====== SUPPLIED RECORDS ======

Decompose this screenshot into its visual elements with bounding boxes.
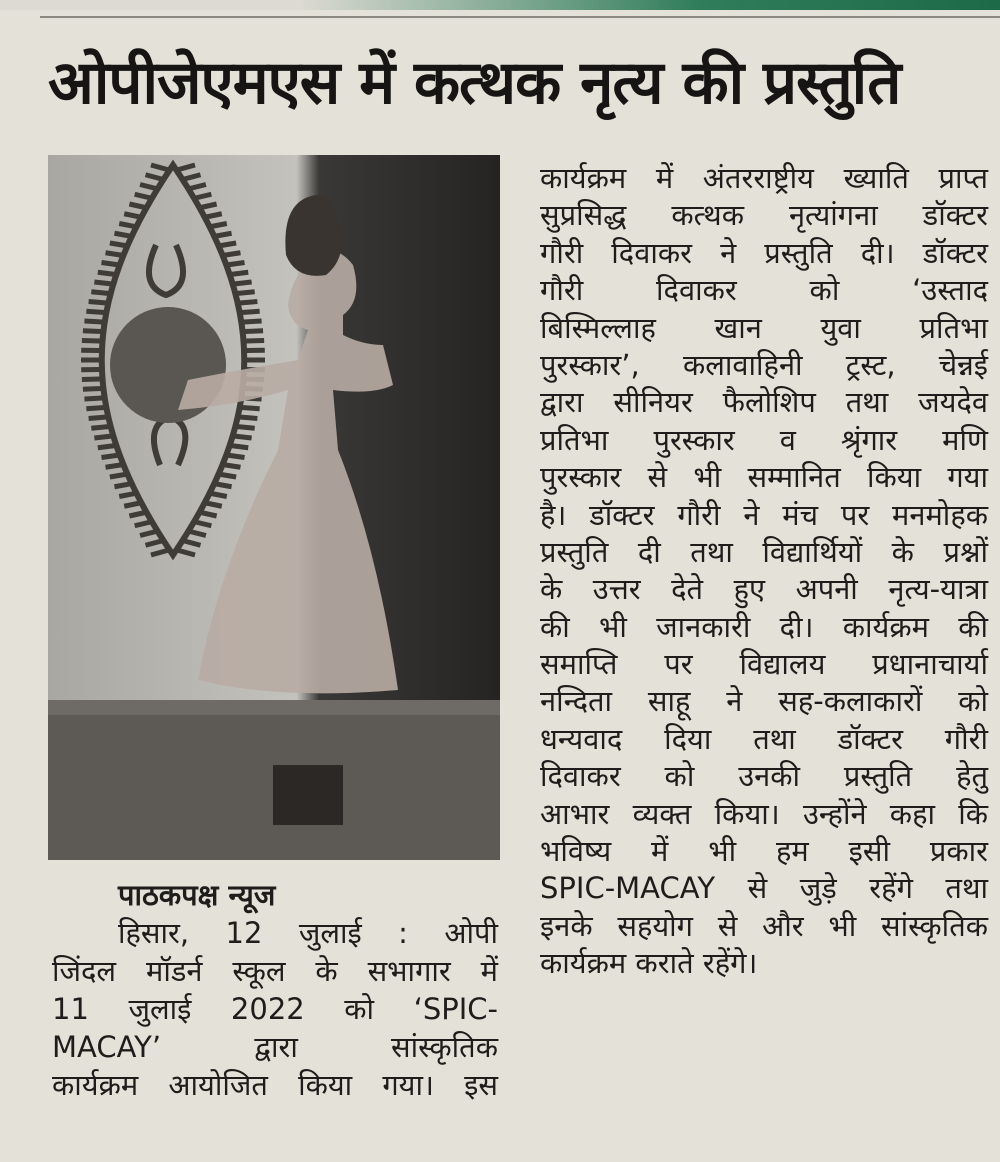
text-line: धन्यवाद दिया तथा डॉक्टर गौरी <box>540 721 988 756</box>
text-line: गौरी दिवाकर ने प्रस्तुति दी। डॉक्टर <box>540 235 988 270</box>
text-line: की भी जानकारी दी। कार्यक्रम की <box>540 609 988 644</box>
text-line: पुरस्कार’, कलावाहिनी ट्रस्ट, चेन्नई <box>540 347 988 382</box>
text-line: हिसार, 12 जुलाई : ओपी <box>118 916 498 950</box>
text-line: 11 जुलाई 2022 को ‘SPIC- <box>52 992 498 1026</box>
text-line: समाप्ति पर विद्यालय प्रधानाचार्या <box>540 647 988 682</box>
byline: पाठकपक्ष न्यूज <box>118 878 276 912</box>
text-line: जिंदल मॉडर्न स्कूल के सभागार में <box>52 954 498 988</box>
text-line: नन्दिता साहू ने सह-कलाकारों को <box>540 684 988 719</box>
dancer-photo <box>48 155 500 860</box>
text-line: SPIC-MACAY से जुड़े रहेंगे तथा <box>540 871 988 906</box>
text-line: द्वारा सीनियर फैलोशिप तथा जयदेव <box>540 385 988 420</box>
text-line: कार्यक्रम कराते रहेंगे। <box>540 946 758 981</box>
text-line: प्रतिभा पुरस्कार व श्रृंगार मणि <box>540 422 988 457</box>
text-line: बिस्मिल्लाह खान युवा प्रतिभा <box>540 310 988 345</box>
text-line: के उत्तर देते हुए अपनी नृत्य-यात्रा <box>540 572 988 607</box>
text-line: इनके सहयोग से और भी सांस्कृतिक <box>540 908 988 943</box>
text-line: सुप्रसिद्ध कत्थक नृत्यांगना डॉक्टर <box>540 198 988 233</box>
text-line: गौरी दिवाकर को ‘उस्ताद <box>540 273 988 308</box>
left-column <box>52 876 498 1104</box>
right-column <box>540 160 988 983</box>
divider <box>40 16 1000 18</box>
text-line: कार्यक्रम आयोजित किया गया। इस <box>52 1068 498 1102</box>
text-line: दिवाकर को उनकी प्रस्तुति हेतु <box>540 759 988 794</box>
text-line: MACAY’ द्वारा सांस्कृतिक <box>52 1030 498 1064</box>
text-line: भविष्य में भी हम इसी प्रकार <box>540 834 988 869</box>
headline: ओपीजेएमएस में कत्थक नृत्य की प्रस्तुति <box>48 48 901 118</box>
text-line: आभार व्यक्त किया। उन्होंने कहा कि <box>540 796 988 831</box>
text-line: है। डॉक्टर गौरी ने मंच पर मनमोहक <box>540 497 988 532</box>
page-top-border <box>0 0 1000 10</box>
text-line: प्रस्तुति दी तथा विद्यार्थियों के प्रश्नों <box>540 534 988 569</box>
text-line: कार्यक्रम में अंतरराष्ट्रीय ख्याति प्राप्त <box>540 161 988 195</box>
text-line: पुरस्कार से भी सम्मानित किया गया <box>540 460 988 495</box>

======

→ **REQUIRED TASK**
Collect every line from the entries above that contains the string "MACAY".

→ **REPLY**
text-line: SPIC-MACAY से जुड़े रहेंगे तथा <box>540 871 988 906</box>
text-line: MACAY’ द्वारा सांस्कृतिक <box>52 1030 498 1064</box>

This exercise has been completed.